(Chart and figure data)

-------------------------

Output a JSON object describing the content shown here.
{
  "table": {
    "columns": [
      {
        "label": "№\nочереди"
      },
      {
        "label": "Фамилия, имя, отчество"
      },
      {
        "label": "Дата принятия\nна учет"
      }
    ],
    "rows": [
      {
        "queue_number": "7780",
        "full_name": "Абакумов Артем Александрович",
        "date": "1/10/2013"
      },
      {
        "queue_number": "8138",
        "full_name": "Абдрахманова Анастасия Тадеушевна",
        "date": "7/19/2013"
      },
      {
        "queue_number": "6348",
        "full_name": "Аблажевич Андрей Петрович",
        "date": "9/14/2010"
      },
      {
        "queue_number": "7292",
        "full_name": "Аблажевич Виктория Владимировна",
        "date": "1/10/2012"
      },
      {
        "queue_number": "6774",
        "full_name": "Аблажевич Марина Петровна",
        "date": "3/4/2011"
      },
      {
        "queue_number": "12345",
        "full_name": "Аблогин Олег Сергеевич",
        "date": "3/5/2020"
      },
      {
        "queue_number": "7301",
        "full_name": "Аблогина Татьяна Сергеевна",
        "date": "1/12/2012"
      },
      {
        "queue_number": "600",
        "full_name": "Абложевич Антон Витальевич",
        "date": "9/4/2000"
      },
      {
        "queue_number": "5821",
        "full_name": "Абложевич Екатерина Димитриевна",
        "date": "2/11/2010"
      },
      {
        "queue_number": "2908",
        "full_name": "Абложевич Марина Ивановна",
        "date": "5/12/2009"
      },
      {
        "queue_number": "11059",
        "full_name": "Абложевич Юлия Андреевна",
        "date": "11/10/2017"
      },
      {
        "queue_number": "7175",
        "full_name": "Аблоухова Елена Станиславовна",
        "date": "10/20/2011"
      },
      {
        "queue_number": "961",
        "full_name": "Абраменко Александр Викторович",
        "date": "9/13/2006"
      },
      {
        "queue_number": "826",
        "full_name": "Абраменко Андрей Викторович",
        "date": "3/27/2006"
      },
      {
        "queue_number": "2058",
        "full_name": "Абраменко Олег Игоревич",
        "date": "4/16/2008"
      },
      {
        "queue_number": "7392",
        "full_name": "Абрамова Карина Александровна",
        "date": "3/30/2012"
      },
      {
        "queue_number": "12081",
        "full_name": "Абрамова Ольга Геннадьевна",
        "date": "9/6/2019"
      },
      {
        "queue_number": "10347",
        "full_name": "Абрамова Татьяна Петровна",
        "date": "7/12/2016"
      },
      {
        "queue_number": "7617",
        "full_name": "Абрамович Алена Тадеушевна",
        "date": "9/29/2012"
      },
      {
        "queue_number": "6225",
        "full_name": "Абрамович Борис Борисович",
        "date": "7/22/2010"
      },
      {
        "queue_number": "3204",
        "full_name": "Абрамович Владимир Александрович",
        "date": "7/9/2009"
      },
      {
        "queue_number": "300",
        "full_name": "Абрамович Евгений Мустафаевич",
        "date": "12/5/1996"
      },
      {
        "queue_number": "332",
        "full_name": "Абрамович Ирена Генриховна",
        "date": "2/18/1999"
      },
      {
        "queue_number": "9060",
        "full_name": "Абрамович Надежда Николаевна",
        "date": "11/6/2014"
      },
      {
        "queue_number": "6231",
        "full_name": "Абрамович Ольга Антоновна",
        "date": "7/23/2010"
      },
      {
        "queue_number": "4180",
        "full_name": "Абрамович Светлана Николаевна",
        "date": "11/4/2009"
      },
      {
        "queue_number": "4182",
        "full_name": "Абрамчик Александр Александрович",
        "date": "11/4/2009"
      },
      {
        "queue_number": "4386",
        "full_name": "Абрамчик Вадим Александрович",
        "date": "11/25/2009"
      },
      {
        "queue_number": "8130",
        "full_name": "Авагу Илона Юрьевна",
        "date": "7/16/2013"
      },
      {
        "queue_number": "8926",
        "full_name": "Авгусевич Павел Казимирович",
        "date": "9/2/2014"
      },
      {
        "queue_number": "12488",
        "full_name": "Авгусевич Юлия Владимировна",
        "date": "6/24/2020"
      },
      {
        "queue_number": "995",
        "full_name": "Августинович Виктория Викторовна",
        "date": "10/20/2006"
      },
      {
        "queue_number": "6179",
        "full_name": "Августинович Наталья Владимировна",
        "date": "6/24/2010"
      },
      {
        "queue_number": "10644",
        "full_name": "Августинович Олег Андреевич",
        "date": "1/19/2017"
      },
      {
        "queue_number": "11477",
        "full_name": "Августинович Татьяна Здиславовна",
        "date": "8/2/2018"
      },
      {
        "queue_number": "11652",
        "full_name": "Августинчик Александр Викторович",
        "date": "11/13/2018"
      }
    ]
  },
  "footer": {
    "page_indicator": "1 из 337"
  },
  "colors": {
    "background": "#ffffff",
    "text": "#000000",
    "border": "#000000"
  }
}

-------------------------

WHAT IS BEING ASKED:
Identify every line holding the word "Аблажевич" and copy it out.

RESULT BELOW:
        "full_name": "Аблажевич Андрей Петрович",
        "full_name": "Аблажевич Виктория Владимировна",
        "full_name": "Аблажевич Марина Петровна",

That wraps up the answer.